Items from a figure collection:
◆ ◆ ◆ ◆ ◆

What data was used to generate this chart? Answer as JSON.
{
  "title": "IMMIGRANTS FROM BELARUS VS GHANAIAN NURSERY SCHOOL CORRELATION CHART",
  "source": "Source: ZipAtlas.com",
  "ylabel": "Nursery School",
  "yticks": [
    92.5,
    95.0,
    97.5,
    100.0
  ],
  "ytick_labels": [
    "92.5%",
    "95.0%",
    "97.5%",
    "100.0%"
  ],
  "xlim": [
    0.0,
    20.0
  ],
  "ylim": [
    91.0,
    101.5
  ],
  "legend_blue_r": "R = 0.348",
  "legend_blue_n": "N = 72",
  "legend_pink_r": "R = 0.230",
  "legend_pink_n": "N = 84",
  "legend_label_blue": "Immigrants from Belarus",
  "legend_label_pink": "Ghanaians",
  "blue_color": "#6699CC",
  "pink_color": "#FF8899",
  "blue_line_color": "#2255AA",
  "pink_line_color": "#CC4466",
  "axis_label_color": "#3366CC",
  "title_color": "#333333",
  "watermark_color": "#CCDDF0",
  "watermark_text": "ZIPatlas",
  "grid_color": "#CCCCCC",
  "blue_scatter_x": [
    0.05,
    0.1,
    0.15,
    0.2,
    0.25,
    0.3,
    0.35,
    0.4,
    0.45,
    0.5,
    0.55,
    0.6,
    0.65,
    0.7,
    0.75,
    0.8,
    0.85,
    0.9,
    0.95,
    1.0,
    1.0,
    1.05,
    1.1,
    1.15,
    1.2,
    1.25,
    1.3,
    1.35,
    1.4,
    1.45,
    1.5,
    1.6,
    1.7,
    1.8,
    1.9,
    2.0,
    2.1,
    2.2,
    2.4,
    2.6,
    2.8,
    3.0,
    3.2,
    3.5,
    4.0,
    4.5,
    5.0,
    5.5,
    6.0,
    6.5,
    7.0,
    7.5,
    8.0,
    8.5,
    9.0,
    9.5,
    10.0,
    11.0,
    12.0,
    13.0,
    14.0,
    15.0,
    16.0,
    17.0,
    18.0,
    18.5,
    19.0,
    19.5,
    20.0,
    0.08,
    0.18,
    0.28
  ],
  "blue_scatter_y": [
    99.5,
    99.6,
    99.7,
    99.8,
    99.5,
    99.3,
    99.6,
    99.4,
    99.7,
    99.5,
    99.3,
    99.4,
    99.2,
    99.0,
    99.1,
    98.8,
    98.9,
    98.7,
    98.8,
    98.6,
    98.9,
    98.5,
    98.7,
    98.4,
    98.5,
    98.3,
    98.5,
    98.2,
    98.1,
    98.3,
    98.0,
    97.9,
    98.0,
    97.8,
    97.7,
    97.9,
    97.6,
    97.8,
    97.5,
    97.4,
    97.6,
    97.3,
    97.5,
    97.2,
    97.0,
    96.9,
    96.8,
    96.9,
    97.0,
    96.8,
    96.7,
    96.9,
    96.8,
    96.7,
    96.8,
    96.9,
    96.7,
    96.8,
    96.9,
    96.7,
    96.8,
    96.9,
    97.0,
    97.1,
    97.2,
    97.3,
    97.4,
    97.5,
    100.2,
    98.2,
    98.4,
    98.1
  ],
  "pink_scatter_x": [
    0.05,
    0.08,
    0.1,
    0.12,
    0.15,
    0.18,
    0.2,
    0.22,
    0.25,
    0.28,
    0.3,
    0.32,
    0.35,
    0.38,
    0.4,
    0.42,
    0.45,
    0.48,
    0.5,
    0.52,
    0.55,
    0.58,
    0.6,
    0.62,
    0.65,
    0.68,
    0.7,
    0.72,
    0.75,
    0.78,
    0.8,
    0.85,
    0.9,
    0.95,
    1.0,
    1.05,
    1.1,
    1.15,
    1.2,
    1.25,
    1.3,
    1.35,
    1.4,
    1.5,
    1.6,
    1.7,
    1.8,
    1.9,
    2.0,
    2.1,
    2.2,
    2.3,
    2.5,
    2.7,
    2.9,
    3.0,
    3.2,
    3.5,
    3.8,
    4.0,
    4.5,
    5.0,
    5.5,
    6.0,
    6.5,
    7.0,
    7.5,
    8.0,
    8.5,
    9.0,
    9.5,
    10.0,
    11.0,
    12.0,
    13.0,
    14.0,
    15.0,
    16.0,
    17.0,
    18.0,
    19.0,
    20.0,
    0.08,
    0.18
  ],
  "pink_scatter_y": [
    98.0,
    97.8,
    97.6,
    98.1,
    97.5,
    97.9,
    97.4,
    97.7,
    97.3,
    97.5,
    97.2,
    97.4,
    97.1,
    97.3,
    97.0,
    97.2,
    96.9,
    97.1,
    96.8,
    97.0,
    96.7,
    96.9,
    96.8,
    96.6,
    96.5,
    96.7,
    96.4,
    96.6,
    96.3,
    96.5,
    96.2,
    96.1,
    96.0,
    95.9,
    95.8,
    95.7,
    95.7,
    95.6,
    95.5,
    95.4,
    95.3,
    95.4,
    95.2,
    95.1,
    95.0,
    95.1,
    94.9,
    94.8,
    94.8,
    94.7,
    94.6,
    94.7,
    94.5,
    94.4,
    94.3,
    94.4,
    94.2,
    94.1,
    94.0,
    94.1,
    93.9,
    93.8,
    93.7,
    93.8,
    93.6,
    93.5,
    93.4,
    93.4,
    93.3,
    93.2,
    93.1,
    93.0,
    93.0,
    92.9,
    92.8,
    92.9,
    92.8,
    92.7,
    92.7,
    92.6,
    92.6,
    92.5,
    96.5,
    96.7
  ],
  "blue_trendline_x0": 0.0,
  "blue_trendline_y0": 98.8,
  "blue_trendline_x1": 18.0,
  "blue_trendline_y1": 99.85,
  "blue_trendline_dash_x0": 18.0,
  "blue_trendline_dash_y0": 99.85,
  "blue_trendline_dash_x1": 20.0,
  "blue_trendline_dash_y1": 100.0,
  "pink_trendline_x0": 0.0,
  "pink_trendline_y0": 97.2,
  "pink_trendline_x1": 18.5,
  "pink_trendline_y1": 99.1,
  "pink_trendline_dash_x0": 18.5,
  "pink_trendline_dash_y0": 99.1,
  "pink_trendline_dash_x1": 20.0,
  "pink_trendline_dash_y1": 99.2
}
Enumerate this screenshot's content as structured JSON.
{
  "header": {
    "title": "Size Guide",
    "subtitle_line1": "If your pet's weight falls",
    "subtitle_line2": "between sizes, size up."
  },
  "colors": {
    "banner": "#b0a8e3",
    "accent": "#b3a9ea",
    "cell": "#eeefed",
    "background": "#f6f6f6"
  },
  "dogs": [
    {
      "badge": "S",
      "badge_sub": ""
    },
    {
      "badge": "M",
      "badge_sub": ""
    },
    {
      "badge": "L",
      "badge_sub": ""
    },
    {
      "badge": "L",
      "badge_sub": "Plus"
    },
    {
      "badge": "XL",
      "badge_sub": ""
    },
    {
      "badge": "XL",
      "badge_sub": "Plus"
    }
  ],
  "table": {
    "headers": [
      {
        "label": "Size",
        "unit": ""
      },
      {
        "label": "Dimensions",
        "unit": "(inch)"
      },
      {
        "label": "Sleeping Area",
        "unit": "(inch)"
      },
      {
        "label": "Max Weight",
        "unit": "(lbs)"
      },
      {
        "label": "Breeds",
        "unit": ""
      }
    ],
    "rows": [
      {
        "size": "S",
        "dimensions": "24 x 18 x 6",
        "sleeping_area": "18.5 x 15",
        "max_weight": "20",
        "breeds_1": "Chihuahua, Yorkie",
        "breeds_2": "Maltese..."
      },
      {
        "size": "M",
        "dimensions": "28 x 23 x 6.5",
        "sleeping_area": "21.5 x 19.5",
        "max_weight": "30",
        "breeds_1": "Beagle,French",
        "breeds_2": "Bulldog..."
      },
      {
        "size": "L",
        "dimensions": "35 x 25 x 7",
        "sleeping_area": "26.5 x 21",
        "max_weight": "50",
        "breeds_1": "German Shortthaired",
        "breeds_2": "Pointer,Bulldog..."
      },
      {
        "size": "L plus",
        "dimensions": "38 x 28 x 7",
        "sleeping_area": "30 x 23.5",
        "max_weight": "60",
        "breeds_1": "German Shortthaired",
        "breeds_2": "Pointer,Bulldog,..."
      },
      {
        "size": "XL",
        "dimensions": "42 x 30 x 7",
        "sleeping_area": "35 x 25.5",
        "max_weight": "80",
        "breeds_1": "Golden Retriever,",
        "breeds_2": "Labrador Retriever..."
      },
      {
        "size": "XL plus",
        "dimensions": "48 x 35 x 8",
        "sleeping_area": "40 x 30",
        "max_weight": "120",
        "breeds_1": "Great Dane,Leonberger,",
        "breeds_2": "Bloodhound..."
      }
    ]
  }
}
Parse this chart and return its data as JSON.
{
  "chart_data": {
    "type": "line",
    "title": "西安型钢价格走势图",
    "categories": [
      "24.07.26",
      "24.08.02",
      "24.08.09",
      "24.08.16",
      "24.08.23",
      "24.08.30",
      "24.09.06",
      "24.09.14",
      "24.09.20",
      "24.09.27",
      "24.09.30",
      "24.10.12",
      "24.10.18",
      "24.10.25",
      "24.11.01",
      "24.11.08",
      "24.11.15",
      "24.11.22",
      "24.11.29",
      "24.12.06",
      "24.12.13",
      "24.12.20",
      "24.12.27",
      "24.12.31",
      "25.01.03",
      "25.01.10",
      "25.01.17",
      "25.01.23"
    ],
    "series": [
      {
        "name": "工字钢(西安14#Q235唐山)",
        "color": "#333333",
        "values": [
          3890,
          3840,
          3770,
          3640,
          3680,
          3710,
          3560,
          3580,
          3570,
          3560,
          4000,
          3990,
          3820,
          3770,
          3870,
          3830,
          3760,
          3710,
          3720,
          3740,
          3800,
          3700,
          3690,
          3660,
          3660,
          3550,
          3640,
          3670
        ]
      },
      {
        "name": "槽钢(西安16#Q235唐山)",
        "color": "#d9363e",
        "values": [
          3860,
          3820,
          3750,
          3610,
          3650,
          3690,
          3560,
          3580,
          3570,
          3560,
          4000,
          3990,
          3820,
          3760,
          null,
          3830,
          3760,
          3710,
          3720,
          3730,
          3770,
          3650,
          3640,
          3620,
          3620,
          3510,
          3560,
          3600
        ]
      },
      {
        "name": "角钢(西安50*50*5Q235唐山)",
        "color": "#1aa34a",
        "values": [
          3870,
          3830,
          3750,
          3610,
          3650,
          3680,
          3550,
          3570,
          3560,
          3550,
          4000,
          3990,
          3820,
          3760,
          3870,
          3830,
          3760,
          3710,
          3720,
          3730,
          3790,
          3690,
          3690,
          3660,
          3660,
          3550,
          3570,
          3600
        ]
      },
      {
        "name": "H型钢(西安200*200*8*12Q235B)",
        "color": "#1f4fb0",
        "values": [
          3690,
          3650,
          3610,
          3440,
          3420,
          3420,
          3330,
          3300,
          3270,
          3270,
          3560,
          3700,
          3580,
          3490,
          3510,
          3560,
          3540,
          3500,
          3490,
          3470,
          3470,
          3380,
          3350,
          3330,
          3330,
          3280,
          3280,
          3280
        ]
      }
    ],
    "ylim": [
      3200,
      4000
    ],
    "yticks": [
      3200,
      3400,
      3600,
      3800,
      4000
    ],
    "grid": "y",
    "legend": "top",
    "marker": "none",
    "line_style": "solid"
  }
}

◆ ◆ ◆ ◆ ◆

**Work to complete:**
Scan the entries above for the word "Bulldog" and collect each line holding it.

**Full response:**
        "breeds_2": "Bulldog..."
        "breeds_2": "Pointer,Bulldog..."
        "breeds_2": "Pointer,Bulldog,..."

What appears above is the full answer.